[Exercise details]
Print all of the entries exactly, minus the pictures.

(Data entries)
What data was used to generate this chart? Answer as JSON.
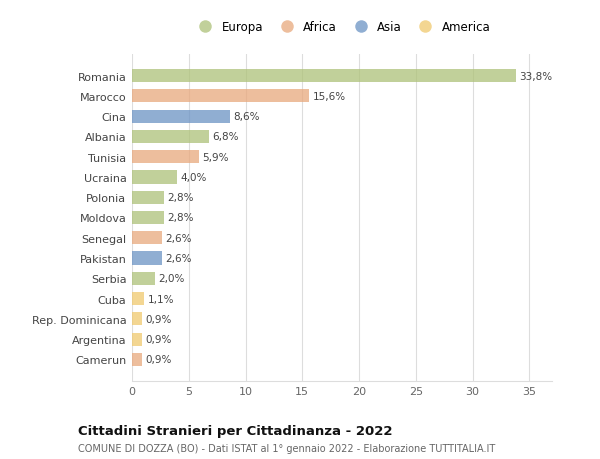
{
  "countries": [
    "Romania",
    "Marocco",
    "Cina",
    "Albania",
    "Tunisia",
    "Ucraina",
    "Polonia",
    "Moldova",
    "Senegal",
    "Pakistan",
    "Serbia",
    "Cuba",
    "Rep. Dominicana",
    "Argentina",
    "Camerun"
  ],
  "values": [
    33.8,
    15.6,
    8.6,
    6.8,
    5.9,
    4.0,
    2.8,
    2.8,
    2.6,
    2.6,
    2.0,
    1.1,
    0.9,
    0.9,
    0.9
  ],
  "labels": [
    "33,8%",
    "15,6%",
    "8,6%",
    "6,8%",
    "5,9%",
    "4,0%",
    "2,8%",
    "2,8%",
    "2,6%",
    "2,6%",
    "2,0%",
    "1,1%",
    "0,9%",
    "0,9%",
    "0,9%"
  ],
  "continents": [
    "Europa",
    "Africa",
    "Asia",
    "Europa",
    "Africa",
    "Europa",
    "Europa",
    "Europa",
    "Africa",
    "Asia",
    "Europa",
    "America",
    "America",
    "America",
    "Africa"
  ],
  "colors": {
    "Europa": "#adc178",
    "Africa": "#e8a87c",
    "Asia": "#6b93c4",
    "America": "#f0c96e"
  },
  "legend_order": [
    "Europa",
    "Africa",
    "Asia",
    "America"
  ],
  "title": "Cittadini Stranieri per Cittadinanza - 2022",
  "subtitle": "COMUNE DI DOZZA (BO) - Dati ISTAT al 1° gennaio 2022 - Elaborazione TUTTITALIA.IT",
  "xlim": [
    0,
    37
  ],
  "xticks": [
    0,
    5,
    10,
    15,
    20,
    25,
    30,
    35
  ],
  "background_color": "#ffffff",
  "bar_alpha": 0.75,
  "grid_color": "#dddddd"
}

[The output]
What data was used to generate this chart? Answer as JSON.
{
  "countries": [
    "Romania",
    "Marocco",
    "Cina",
    "Albania",
    "Tunisia",
    "Ucraina",
    "Polonia",
    "Moldova",
    "Senegal",
    "Pakistan",
    "Serbia",
    "Cuba",
    "Rep. Dominicana",
    "Argentina",
    "Camerun"
  ],
  "values": [
    33.8,
    15.6,
    8.6,
    6.8,
    5.9,
    4.0,
    2.8,
    2.8,
    2.6,
    2.6,
    2.0,
    1.1,
    0.9,
    0.9,
    0.9
  ],
  "labels": [
    "33,8%",
    "15,6%",
    "8,6%",
    "6,8%",
    "5,9%",
    "4,0%",
    "2,8%",
    "2,8%",
    "2,6%",
    "2,6%",
    "2,0%",
    "1,1%",
    "0,9%",
    "0,9%",
    "0,9%"
  ],
  "continents": [
    "Europa",
    "Africa",
    "Asia",
    "Europa",
    "Africa",
    "Europa",
    "Europa",
    "Europa",
    "Africa",
    "Asia",
    "Europa",
    "America",
    "America",
    "America",
    "Africa"
  ],
  "colors": {
    "Europa": "#adc178",
    "Africa": "#e8a87c",
    "Asia": "#6b93c4",
    "America": "#f0c96e"
  },
  "legend_order": [
    "Europa",
    "Africa",
    "Asia",
    "America"
  ],
  "title": "Cittadini Stranieri per Cittadinanza - 2022",
  "subtitle": "COMUNE DI DOZZA (BO) - Dati ISTAT al 1° gennaio 2022 - Elaborazione TUTTITALIA.IT",
  "xlim": [
    0,
    37
  ],
  "xticks": [
    0,
    5,
    10,
    15,
    20,
    25,
    30,
    35
  ],
  "background_color": "#ffffff",
  "bar_alpha": 0.75,
  "grid_color": "#dddddd"
}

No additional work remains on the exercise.